-- Start --
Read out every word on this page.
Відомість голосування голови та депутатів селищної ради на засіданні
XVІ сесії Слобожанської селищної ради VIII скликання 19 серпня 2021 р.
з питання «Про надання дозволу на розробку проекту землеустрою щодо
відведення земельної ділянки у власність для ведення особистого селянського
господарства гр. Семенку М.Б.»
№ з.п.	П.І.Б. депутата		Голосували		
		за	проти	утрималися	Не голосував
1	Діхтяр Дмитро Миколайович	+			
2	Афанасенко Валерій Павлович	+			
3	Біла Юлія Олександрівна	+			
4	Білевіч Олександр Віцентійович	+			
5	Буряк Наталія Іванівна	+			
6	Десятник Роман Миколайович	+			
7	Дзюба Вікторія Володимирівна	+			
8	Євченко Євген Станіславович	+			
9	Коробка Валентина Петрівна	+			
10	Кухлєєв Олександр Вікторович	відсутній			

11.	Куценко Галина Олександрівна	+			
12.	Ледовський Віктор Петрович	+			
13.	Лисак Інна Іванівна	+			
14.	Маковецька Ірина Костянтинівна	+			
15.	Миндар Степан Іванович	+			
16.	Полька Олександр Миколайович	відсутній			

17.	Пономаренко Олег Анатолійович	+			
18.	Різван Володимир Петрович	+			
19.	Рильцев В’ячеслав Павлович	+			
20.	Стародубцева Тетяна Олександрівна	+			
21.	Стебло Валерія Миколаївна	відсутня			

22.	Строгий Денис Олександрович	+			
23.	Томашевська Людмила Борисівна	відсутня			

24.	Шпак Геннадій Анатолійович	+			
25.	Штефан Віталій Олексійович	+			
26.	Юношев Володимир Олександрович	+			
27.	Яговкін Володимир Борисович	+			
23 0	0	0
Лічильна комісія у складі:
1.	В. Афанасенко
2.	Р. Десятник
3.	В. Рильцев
-- End --
— TASK —
Your task is to print all of the records exactly.

— RESULT OF THIS EXERCISE —
Read out every word on this page.
Відомість голосування голови та депутатів селищної ради на засіданні
XVІ сесії Слобожанської селищної ради VIII скликання 19 серпня 2021 р.
з питання «Про надання дозволу на розробку проекту землеустрою щодо
відведення земельної ділянки у власність для ведення особистого селянського
господарства гр. Семенку М.Б.»
№ з.п.	П.І.Б. депутата		Голосували		
		за	проти	утрималися	Не голосував
1	Діхтяр Дмитро Миколайович	+			
2	Афанасенко Валерій Павлович	+			
3	Біла Юлія Олександрівна	+			
4	Білевіч Олександр Віцентійович	+			
5	Буряк Наталія Іванівна	+			
6	Десятник Роман Миколайович	+			
7	Дзюба Вікторія Володимирівна	+			
8	Євченко Євген Станіславович	+			
9	Коробка Валентина Петрівна	+			
10	Кухлєєв Олександр Вікторович	відсутній			

11.	Куценко Галина Олександрівна	+			
12.	Ледовський Віктор Петрович	+			
13.	Лисак Інна Іванівна	+			
14.	Маковецька Ірина Костянтинівна	+			
15.	Миндар Степан Іванович	+			
16.	Полька Олександр Миколайович	відсутній			

17.	Пономаренко Олег Анатолійович	+			
18.	Різван Володимир Петрович	+			
19.	Рильцев В’ячеслав Павлович	+			
20.	Стародубцева Тетяна Олександрівна	+			
21.	Стебло Валерія Миколаївна	відсутня			

22.	Строгий Денис Олександрович	+			
23.	Томашевська Людмила Борисівна	відсутня			

24.	Шпак Геннадій Анатолійович	+			
25.	Штефан Віталій Олексійович	+			
26.	Юношев Володимир Олександрович	+			
27.	Яговкін Володимир Борисович	+			
23 0	0	0
Лічильна комісія у складі:
1.	В. Афанасенко
2.	Р. Десятник
3.	В. Рильцев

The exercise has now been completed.